Data entries for graphics
## start
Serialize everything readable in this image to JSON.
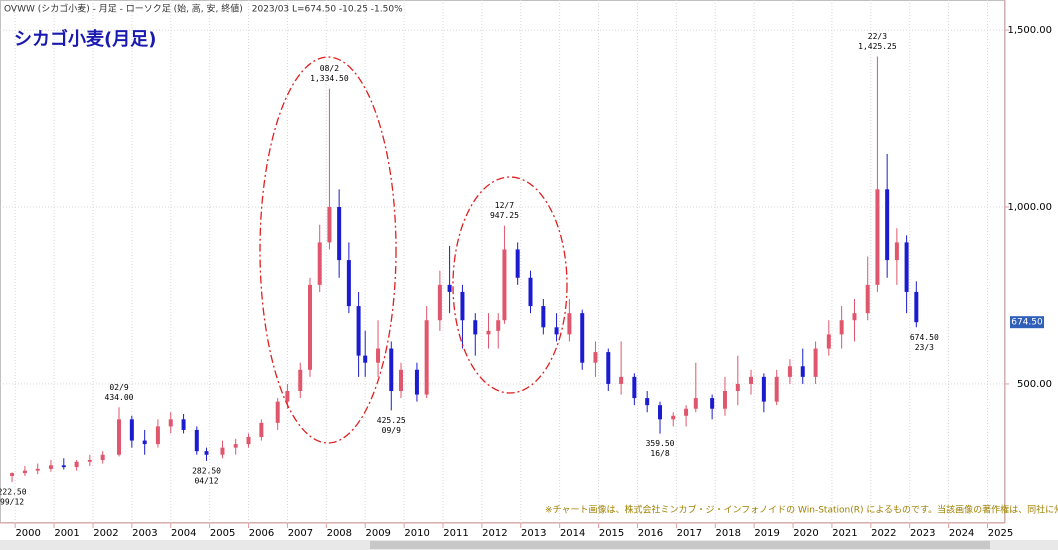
{
  "chart_data": {
    "type": "candlestick",
    "header": "OVWW (シカゴ小麦) - 月足 - ローソク足 (始, 高, 安, 終値)　2023/03 L=674.50 -10.25 -1.50%",
    "title": "シカゴ小麦(月足)",
    "note": "※チャート画像は、株式会社ミンカブ・ジ・インフォノイドの Win-Station(R) によるものです。当該画像の著作権は、同社に帰属します。",
    "up_color": "#e0566c",
    "down_color": "#1b1bd0",
    "grid": true,
    "xlim": [
      1999.61,
      2025.45
    ],
    "xticks": [
      2000,
      2001,
      2002,
      2003,
      2004,
      2005,
      2006,
      2007,
      2008,
      2009,
      2010,
      2011,
      2012,
      2013,
      2014,
      2015,
      2016,
      2017,
      2018,
      2019,
      2020,
      2021,
      2022,
      2023,
      2024,
      2025
    ],
    "ylim": [
      107,
      1585
    ],
    "yticks": [
      {
        "value": 500,
        "label": "500.00"
      },
      {
        "value": 1000,
        "label": "1,000.00"
      },
      {
        "value": 1500,
        "label": "1,500.00"
      }
    ],
    "x": [
      1999.92,
      2000.25,
      2000.58,
      2000.92,
      2001.25,
      2001.58,
      2001.92,
      2002.25,
      2002.67,
      2003.0,
      2003.33,
      2003.67,
      2004.0,
      2004.33,
      2004.67,
      2004.92,
      2005.33,
      2005.67,
      2006.0,
      2006.33,
      2006.75,
      2007.0,
      2007.33,
      2007.58,
      2007.83,
      2008.08,
      2008.33,
      2008.58,
      2008.83,
      2009.0,
      2009.33,
      2009.67,
      2009.92,
      2010.33,
      2010.58,
      2010.92,
      2011.17,
      2011.5,
      2011.83,
      2012.17,
      2012.42,
      2012.58,
      2012.92,
      2013.25,
      2013.58,
      2013.92,
      2014.25,
      2014.58,
      2014.92,
      2015.25,
      2015.58,
      2015.92,
      2016.25,
      2016.58,
      2016.92,
      2017.25,
      2017.5,
      2017.92,
      2018.25,
      2018.58,
      2018.92,
      2019.25,
      2019.58,
      2019.92,
      2020.25,
      2020.58,
      2020.92,
      2021.25,
      2021.58,
      2021.92,
      2022.17,
      2022.42,
      2022.67,
      2022.92,
      2023.17
    ],
    "open": [
      240,
      248,
      255,
      260,
      270,
      265,
      280,
      285,
      300,
      400,
      340,
      330,
      380,
      400,
      370,
      310,
      300,
      320,
      330,
      350,
      390,
      450,
      480,
      540,
      780,
      900,
      1000,
      850,
      720,
      580,
      560,
      600,
      480,
      540,
      470,
      680,
      780,
      760,
      680,
      640,
      650,
      680,
      880,
      800,
      720,
      660,
      640,
      700,
      560,
      590,
      500,
      520,
      460,
      440,
      400,
      410,
      430,
      460,
      430,
      480,
      500,
      520,
      450,
      520,
      550,
      520,
      600,
      640,
      680,
      700,
      780,
      1050,
      850,
      900,
      760
    ],
    "high": [
      250,
      268,
      275,
      285,
      290,
      285,
      300,
      310,
      434,
      410,
      370,
      400,
      420,
      415,
      380,
      320,
      340,
      345,
      360,
      400,
      460,
      500,
      560,
      800,
      950,
      1334.5,
      1050,
      900,
      760,
      650,
      680,
      620,
      560,
      560,
      720,
      820,
      890,
      780,
      700,
      700,
      700,
      947.25,
      900,
      820,
      740,
      700,
      740,
      710,
      620,
      600,
      620,
      530,
      480,
      450,
      420,
      440,
      560,
      470,
      520,
      580,
      540,
      530,
      540,
      570,
      600,
      620,
      680,
      720,
      740,
      860,
      1425.25,
      1150,
      940,
      920,
      790
    ],
    "low": [
      222.5,
      240,
      245,
      252,
      258,
      255,
      268,
      275,
      295,
      320,
      300,
      320,
      360,
      360,
      300,
      282.5,
      290,
      300,
      320,
      340,
      370,
      430,
      460,
      520,
      760,
      880,
      800,
      700,
      520,
      520,
      520,
      425.25,
      460,
      450,
      460,
      650,
      700,
      600,
      580,
      600,
      600,
      670,
      780,
      700,
      640,
      620,
      620,
      540,
      520,
      480,
      470,
      440,
      420,
      359.5,
      380,
      380,
      420,
      400,
      410,
      440,
      470,
      420,
      440,
      500,
      500,
      500,
      580,
      600,
      620,
      680,
      760,
      800,
      780,
      700,
      660
    ],
    "close": [
      248,
      255,
      260,
      270,
      265,
      280,
      285,
      300,
      400,
      340,
      330,
      380,
      400,
      370,
      310,
      300,
      320,
      330,
      350,
      390,
      450,
      480,
      540,
      780,
      900,
      1000,
      850,
      720,
      580,
      560,
      600,
      480,
      540,
      470,
      680,
      780,
      760,
      680,
      640,
      650,
      680,
      880,
      800,
      720,
      660,
      640,
      700,
      560,
      590,
      500,
      520,
      460,
      440,
      400,
      410,
      430,
      460,
      430,
      480,
      500,
      520,
      450,
      520,
      550,
      520,
      600,
      640,
      680,
      700,
      780,
      1050,
      850,
      900,
      760,
      674.5
    ],
    "annotations": [
      {
        "date": "99/12",
        "label": "222.50",
        "value": 222.5
      },
      {
        "date": "02/9",
        "label": "434.00",
        "value": 434
      },
      {
        "date": "04/12",
        "label": "282.50",
        "value": 282.5
      },
      {
        "date": "08/2",
        "label": "1,334.50",
        "value": 1334.5
      },
      {
        "date": "09/9",
        "label": "425.25",
        "value": 425.25
      },
      {
        "date": "12/7",
        "label": "947.25",
        "value": 947.25
      },
      {
        "date": "16/8",
        "label": "359.50",
        "value": 359.5
      },
      {
        "date": "22/3",
        "label": "1,425.25",
        "value": 1425.25
      },
      {
        "date": "23/3",
        "label": "674.50",
        "value": 674.5
      }
    ],
    "last_price": {
      "value": 674.5,
      "label": "674.50"
    }
  }
}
## end
■ Exercise prompt: Transcribe all of the entries word for word, but skip any pictures they contain.

■ The response:
Serialize everything readable in this image to JSON.
{
  "chart_data": {
    "type": "candlestick",
    "header": "OVWW (シカゴ小麦) - 月足 - ローソク足 (始, 高, 安, 終値)　2023/03 L=674.50 -10.25 -1.50%",
    "title": "シカゴ小麦(月足)",
    "note": "※チャート画像は、株式会社ミンカブ・ジ・インフォノイドの Win-Station(R) によるものです。当該画像の著作権は、同社に帰属します。",
    "up_color": "#e0566c",
    "down_color": "#1b1bd0",
    "grid": true,
    "xlim": [
      1999.61,
      2025.45
    ],
    "xticks": [
      2000,
      2001,
      2002,
      2003,
      2004,
      2005,
      2006,
      2007,
      2008,
      2009,
      2010,
      2011,
      2012,
      2013,
      2014,
      2015,
      2016,
      2017,
      2018,
      2019,
      2020,
      2021,
      2022,
      2023,
      2024,
      2025
    ],
    "ylim": [
      107,
      1585
    ],
    "yticks": [
      {
        "value": 500,
        "label": "500.00"
      },
      {
        "value": 1000,
        "label": "1,000.00"
      },
      {
        "value": 1500,
        "label": "1,500.00"
      }
    ],
    "x": [
      1999.92,
      2000.25,
      2000.58,
      2000.92,
      2001.25,
      2001.58,
      2001.92,
      2002.25,
      2002.67,
      2003.0,
      2003.33,
      2003.67,
      2004.0,
      2004.33,
      2004.67,
      2004.92,
      2005.33,
      2005.67,
      2006.0,
      2006.33,
      2006.75,
      2007.0,
      2007.33,
      2007.58,
      2007.83,
      2008.08,
      2008.33,
      2008.58,
      2008.83,
      2009.0,
      2009.33,
      2009.67,
      2009.92,
      2010.33,
      2010.58,
      2010.92,
      2011.17,
      2011.5,
      2011.83,
      2012.17,
      2012.42,
      2012.58,
      2012.92,
      2013.25,
      2013.58,
      2013.92,
      2014.25,
      2014.58,
      2014.92,
      2015.25,
      2015.58,
      2015.92,
      2016.25,
      2016.58,
      2016.92,
      2017.25,
      2017.5,
      2017.92,
      2018.25,
      2018.58,
      2018.92,
      2019.25,
      2019.58,
      2019.92,
      2020.25,
      2020.58,
      2020.92,
      2021.25,
      2021.58,
      2021.92,
      2022.17,
      2022.42,
      2022.67,
      2022.92,
      2023.17
    ],
    "open": [
      240,
      248,
      255,
      260,
      270,
      265,
      280,
      285,
      300,
      400,
      340,
      330,
      380,
      400,
      370,
      310,
      300,
      320,
      330,
      350,
      390,
      450,
      480,
      540,
      780,
      900,
      1000,
      850,
      720,
      580,
      560,
      600,
      480,
      540,
      470,
      680,
      780,
      760,
      680,
      640,
      650,
      680,
      880,
      800,
      720,
      660,
      640,
      700,
      560,
      590,
      500,
      520,
      460,
      440,
      400,
      410,
      430,
      460,
      430,
      480,
      500,
      520,
      450,
      520,
      550,
      520,
      600,
      640,
      680,
      700,
      780,
      1050,
      850,
      900,
      760
    ],
    "high": [
      250,
      268,
      275,
      285,
      290,
      285,
      300,
      310,
      434,
      410,
      370,
      400,
      420,
      415,
      380,
      320,
      340,
      345,
      360,
      400,
      460,
      500,
      560,
      800,
      950,
      1334.5,
      1050,
      900,
      760,
      650,
      680,
      620,
      560,
      560,
      720,
      820,
      890,
      780,
      700,
      700,
      700,
      947.25,
      900,
      820,
      740,
      700,
      740,
      710,
      620,
      600,
      620,
      530,
      480,
      450,
      420,
      440,
      560,
      470,
      520,
      580,
      540,
      530,
      540,
      570,
      600,
      620,
      680,
      720,
      740,
      860,
      1425.25,
      1150,
      940,
      920,
      790
    ],
    "low": [
      222.5,
      240,
      245,
      252,
      258,
      255,
      268,
      275,
      295,
      320,
      300,
      320,
      360,
      360,
      300,
      282.5,
      290,
      300,
      320,
      340,
      370,
      430,
      460,
      520,
      760,
      880,
      800,
      700,
      520,
      520,
      520,
      425.25,
      460,
      450,
      460,
      650,
      700,
      600,
      580,
      600,
      600,
      670,
      780,
      700,
      640,
      620,
      620,
      540,
      520,
      480,
      470,
      440,
      420,
      359.5,
      380,
      380,
      420,
      400,
      410,
      440,
      470,
      420,
      440,
      500,
      500,
      500,
      580,
      600,
      620,
      680,
      760,
      800,
      780,
      700,
      660
    ],
    "close": [
      248,
      255,
      260,
      270,
      265,
      280,
      285,
      300,
      400,
      340,
      330,
      380,
      400,
      370,
      310,
      300,
      320,
      330,
      350,
      390,
      450,
      480,
      540,
      780,
      900,
      1000,
      850,
      720,
      580,
      560,
      600,
      480,
      540,
      470,
      680,
      780,
      760,
      680,
      640,
      650,
      680,
      880,
      800,
      720,
      660,
      640,
      700,
      560,
      590,
      500,
      520,
      460,
      440,
      400,
      410,
      430,
      460,
      430,
      480,
      500,
      520,
      450,
      520,
      550,
      520,
      600,
      640,
      680,
      700,
      780,
      1050,
      850,
      900,
      760,
      674.5
    ],
    "annotations": [
      {
        "date": "99/12",
        "label": "222.50",
        "value": 222.5
      },
      {
        "date": "02/9",
        "label": "434.00",
        "value": 434
      },
      {
        "date": "04/12",
        "label": "282.50",
        "value": 282.5
      },
      {
        "date": "08/2",
        "label": "1,334.50",
        "value": 1334.5
      },
      {
        "date": "09/9",
        "label": "425.25",
        "value": 425.25
      },
      {
        "date": "12/7",
        "label": "947.25",
        "value": 947.25
      },
      {
        "date": "16/8",
        "label": "359.50",
        "value": 359.5
      },
      {
        "date": "22/3",
        "label": "1,425.25",
        "value": 1425.25
      },
      {
        "date": "23/3",
        "label": "674.50",
        "value": 674.5
      }
    ],
    "last_price": {
      "value": 674.5,
      "label": "674.50"
    }
  }
}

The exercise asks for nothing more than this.